### Challenge A:
Answer these questions using the arbitration passage:
(i) During the hearing, what did the Sole Arbitrator point out about the agency contract the Appellant had provided as evidence?
(ii) On what date did the Appellant send the letter saying he had sent the contract to a translator?
(iii) According to the Appellant's e-mail, which three items did the translated Second PSC Decision contain?
### Challenge B:
Print the arbitration passage word for word from "53. During the" up to and including "translations or documents.".

### Document:
|---|

52. The Appellant was given a full opportunity to present his case, submit his arguments and submissions and answer the questions posed by the Sole Arbitrator. At the end of the hearing, he confirmed that he was satisfied with the hearing and that his right to be heard had been fully respected.
53. During the hearing, the Sole Arbitrator alerted the Appellant to the fact that the agency contract that he had provided as evidence was incomplete and lacking various insertions and information.
54. On 5 July 2024, the Appellant sent a letter to the CAS Court Office, declaring that he had sent the contract to a translator and that CAS shall receive the full translated document in due course.
55. On 8 July 2024, the Appellant sent an e-mail to the CAS Court Office, referring the CAS to the translated document of the Second PSC Decision, which contained the date of the contract, the brokerage fee and the compensation fee.
56. The Appellant provided the CAS Court Office with no further translations or documents.

|---|

### Information shown:
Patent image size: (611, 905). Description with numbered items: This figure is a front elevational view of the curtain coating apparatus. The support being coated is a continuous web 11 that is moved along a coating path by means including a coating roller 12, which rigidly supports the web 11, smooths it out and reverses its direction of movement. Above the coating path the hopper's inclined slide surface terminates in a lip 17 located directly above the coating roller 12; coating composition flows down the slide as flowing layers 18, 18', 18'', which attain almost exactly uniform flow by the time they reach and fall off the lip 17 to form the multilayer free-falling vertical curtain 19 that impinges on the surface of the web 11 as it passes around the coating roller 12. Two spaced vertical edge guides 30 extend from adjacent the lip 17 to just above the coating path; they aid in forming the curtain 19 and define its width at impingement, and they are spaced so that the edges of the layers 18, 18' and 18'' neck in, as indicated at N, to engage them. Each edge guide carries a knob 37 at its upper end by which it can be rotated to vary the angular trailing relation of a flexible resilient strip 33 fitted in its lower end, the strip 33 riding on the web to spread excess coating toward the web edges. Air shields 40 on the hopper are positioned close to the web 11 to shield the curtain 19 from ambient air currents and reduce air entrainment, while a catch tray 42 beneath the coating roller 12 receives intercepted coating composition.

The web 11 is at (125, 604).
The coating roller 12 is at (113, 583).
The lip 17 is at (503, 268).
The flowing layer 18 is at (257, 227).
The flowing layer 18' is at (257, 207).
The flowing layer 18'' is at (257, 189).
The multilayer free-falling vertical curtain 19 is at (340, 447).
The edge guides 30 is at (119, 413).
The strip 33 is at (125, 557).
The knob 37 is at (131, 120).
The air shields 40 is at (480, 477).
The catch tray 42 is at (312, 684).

|---|

### Correct result A:
(i) The contract was incomplete and lacked various insertions and information.
(ii) 5 July 2024.
(iii) The date of the contract, the brokerage fee and the compensation fee.

### Correct result B:
53. During the hearing, the Sole Arbitrator alerted the Appellant to the fact that the agency contract that he had provided as evidence was incomplete and lacking various insertions and information.
54. On 5 July 2024, the Appellant sent a letter to the CAS Court Office, declaring that he had sent the contract to a translator and that CAS shall receive the full translated document in due course.
55. On 8 July 2024, the Appellant sent an e-mail to the CAS Court Office, referring the CAS to the translated document of the Second PSC Decision, which contained the date of the contract, the brokerage fee and the compensation fee.
56. The Appellant provided the CAS Court Office with no further translations or documents.